### Data items
-- begin --

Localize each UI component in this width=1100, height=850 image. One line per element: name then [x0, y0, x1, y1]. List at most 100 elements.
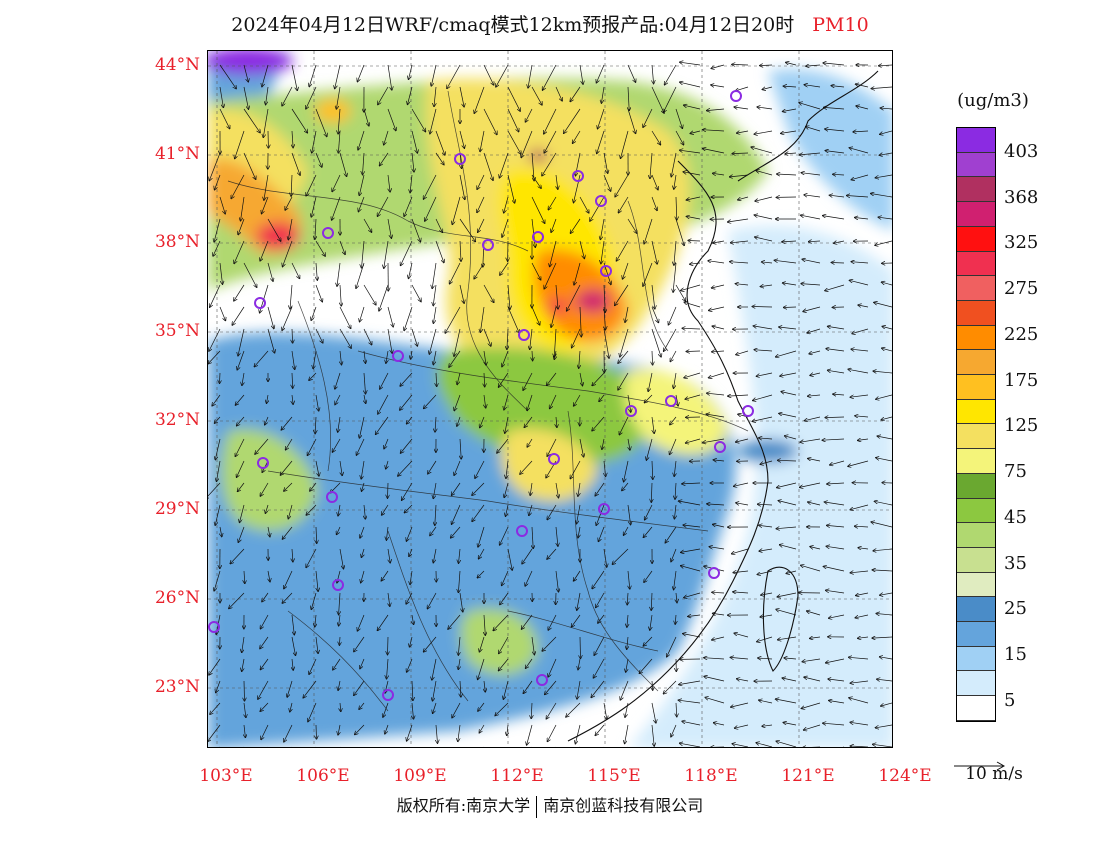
wind-arrow [808, 459, 821, 462]
copyright-left: 版权所有:南京大学 [396, 796, 531, 815]
map-panel[interactable] [207, 50, 893, 748]
wind-arrow [502, 218, 509, 237]
wind-arrow [433, 350, 437, 365]
wind-arrow [651, 86, 664, 113]
wind-arrow [411, 350, 413, 359]
wind-arrow [575, 724, 581, 744]
wind-arrow [776, 741, 797, 747]
wind-arrow [595, 482, 605, 496]
wind-arrow [268, 526, 270, 537]
wind-arrow [260, 482, 269, 496]
wind-arrow [592, 416, 605, 431]
wind-arrow [590, 196, 605, 221]
wind-arrow [376, 416, 389, 434]
legend-swatch [957, 547, 995, 573]
city-marker [326, 491, 338, 503]
wind-arrow [404, 306, 413, 331]
wind-vectors [208, 62, 892, 747]
wind-arrow [307, 438, 317, 455]
wind-arrow [500, 592, 509, 605]
wind-arrow [651, 328, 661, 357]
wind-arrow [411, 284, 421, 302]
wind-arrow [243, 152, 256, 179]
lon-label: 115°E [587, 766, 641, 786]
wind-arrow [219, 746, 220, 747]
wind-arrow [758, 658, 773, 659]
wind-arrow [291, 174, 292, 196]
wind-arrow [782, 241, 797, 242]
wind-arrow [665, 64, 677, 85]
wind-arrow [759, 549, 773, 551]
wind-arrow [363, 284, 376, 305]
wind-arrow [601, 86, 605, 103]
wind-arrow [597, 130, 605, 154]
wind-arrow [262, 592, 269, 602]
legend-swatch [957, 276, 995, 301]
wind-arrow [756, 372, 773, 376]
wind-arrow [555, 570, 559, 592]
wind-arrow [651, 724, 654, 746]
wind-arrow [592, 372, 605, 386]
wind-arrow [335, 372, 341, 389]
wind-arrow [504, 196, 509, 213]
wind-arrow [675, 482, 676, 499]
wind-arrow [313, 350, 317, 369]
wind-arrow [618, 372, 629, 390]
wind-arrow [618, 196, 629, 213]
wind-arrow [676, 592, 677, 603]
wind-arrow [242, 372, 244, 385]
wind-arrow [507, 174, 515, 203]
wind-arrow [261, 724, 269, 740]
wind-arrow [499, 372, 509, 387]
wind-arrow [663, 86, 677, 112]
wind-arrow [208, 482, 221, 499]
wind-arrow [364, 350, 366, 363]
wind-arrow [386, 526, 388, 540]
city-markers [208, 90, 754, 701]
wind-arrow [412, 702, 414, 719]
wind-arrow [424, 636, 437, 652]
wind-arrow [800, 482, 821, 487]
wind-arrow [680, 743, 701, 747]
wind-arrow [616, 240, 629, 261]
wind-arrow [823, 63, 845, 66]
wind-arrow [567, 284, 581, 311]
wind-arrow [785, 436, 797, 440]
forecast-map[interactable] [208, 51, 893, 748]
wind-arrow [208, 724, 221, 741]
wind-arrow [803, 306, 821, 312]
wind-arrow [855, 218, 869, 220]
wind-arrow [267, 746, 268, 747]
legend-swatch [957, 128, 995, 153]
wind-arrow [651, 284, 655, 309]
wind-arrow [875, 724, 892, 728]
wind-arrow [730, 657, 749, 659]
wind-arrow [264, 174, 269, 200]
wind-arrow [410, 636, 413, 647]
wind-arrow [445, 306, 461, 333]
wind-arrow [734, 107, 749, 109]
wind-arrow [651, 702, 656, 723]
wind-arrow [807, 611, 821, 616]
wind-arrow [214, 218, 221, 242]
wind-arrow [849, 280, 869, 286]
wind-arrow [361, 570, 365, 583]
wind-arrow [231, 174, 245, 199]
wind-arrow [713, 524, 725, 528]
lon-label: 112°E [490, 766, 544, 786]
wind-arrow [260, 658, 269, 670]
wind-arrow [282, 526, 293, 539]
wind-arrow [879, 153, 892, 155]
wind-arrow [409, 262, 413, 279]
lon-label: 124°E [878, 766, 932, 786]
legend-label: 368 [1004, 187, 1039, 208]
wind-arrow [603, 174, 611, 191]
wind-arrow [598, 526, 605, 542]
wind-arrow [384, 240, 389, 268]
wind-arrow [255, 438, 269, 454]
wind-arrow [232, 306, 245, 325]
wind-arrow [711, 85, 725, 87]
wind-arrow [359, 702, 365, 709]
wind-arrow [759, 700, 773, 704]
wind-arrow [713, 460, 725, 461]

-- end --

Select each line of the records above that contains the string "swatch". Matching is case-sensitive.

legend-swatch [957, 547, 995, 573]
legend-swatch [957, 276, 995, 301]
legend-swatch [957, 128, 995, 153]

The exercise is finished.